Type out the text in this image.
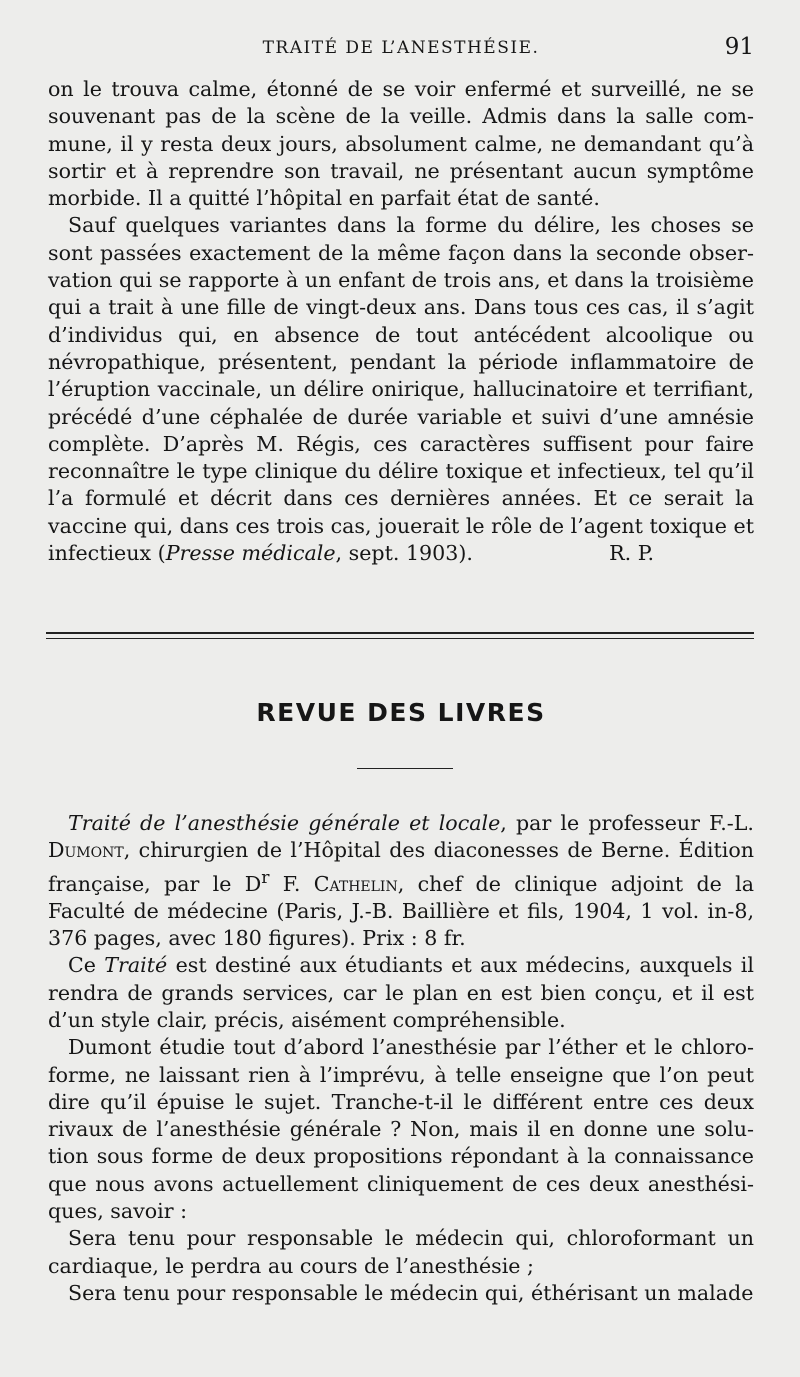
TRAITÉ DE L’ANESTHÉSIE.	91

on le trouva calme, étonné de se voir enfermé et surveillé, ne se souvenant pas de la scène de la veille. Admis dans la salle commune, il y resta deux jours, absolument calme, ne demandant qu’à sortir et à reprendre son travail, ne présentant aucun symptôme morbide. Il a quitté l’hôpital en parfait état de santé.

Sauf quelques variantes dans la forme du délire, les choses se sont passées exactement de la même façon dans la seconde observation qui se rapporte à un enfant de trois ans, et dans la troisième qui a trait à une fille de vingt-deux ans. Dans tous ces cas, il s’agit d’individus qui, en absence de tout antécédent alcoolique ou névropathique, présentent, pendant la période inflammatoire de l’éruption vaccinale, un délire onirique, hallucinatoire et terrifiant, précédé d’une céphalée de durée variable et suivi d’une amnésie complète. D’après M. Régis, ces caractères suffisent pour faire reconnaître le type clinique du délire toxique et infectieux, tel qu’il l’a formulé et décrit dans ces dernières années. Et ce serait la vaccine qui, dans ces trois cas, jouerait le rôle de l’agent toxique et infectieux (Presse médicale, sept. 1903).	R. P.

REVUE DES LIVRES

Traité de l’anesthésie générale et locale, par le professeur F.-L. Dumont, chirurgien de l’Hôpital des diaconesses de Berne. Édition française, par le $D^r$ F. Cathelin, chef de clinique adjoint de la Faculté de médecine (Paris, J.-B. Baillière et fils, 1904, 1 vol. in-8, 376 pages, avec 180 figures). Prix : 8 fr.

Ce Traité est destiné aux étudiants et aux médecins, auxquels il rendra de grands services, car le plan en est bien conçu, et il est d’un style clair, précis, aisément compréhensible.

Dumont étudie tout d’abord l’anesthésie par l’éther et le chloroforme, ne laissant rien à l’imprévu, à telle enseigne que l’on peut dire qu’il épuise le sujet. Tranche-t-il le différent entre ces deux rivaux de l’anesthésie générale ? Non, mais il en donne une solution sous forme de deux propositions répondant à la connaissance que nous avons actuellement cliniquement de ces deux anesthésiques, savoir :

Sera tenu pour responsable le médecin qui, chloroformant un cardiaque, le perdra au cours de l’anesthésie ;

Sera tenu pour responsable le médecin qui, éthérisant un malade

YOUR TASK:
Using the records above, copy every line that has the word "responsable" in it.

RESPONSE FOR THIS EXERCISE:
Sera tenu pour responsable le médecin qui, chloroformant un cardiaque, le perdra au cours de l’anesthésie ;
Sera tenu pour responsable le médecin qui, éthérisant un malade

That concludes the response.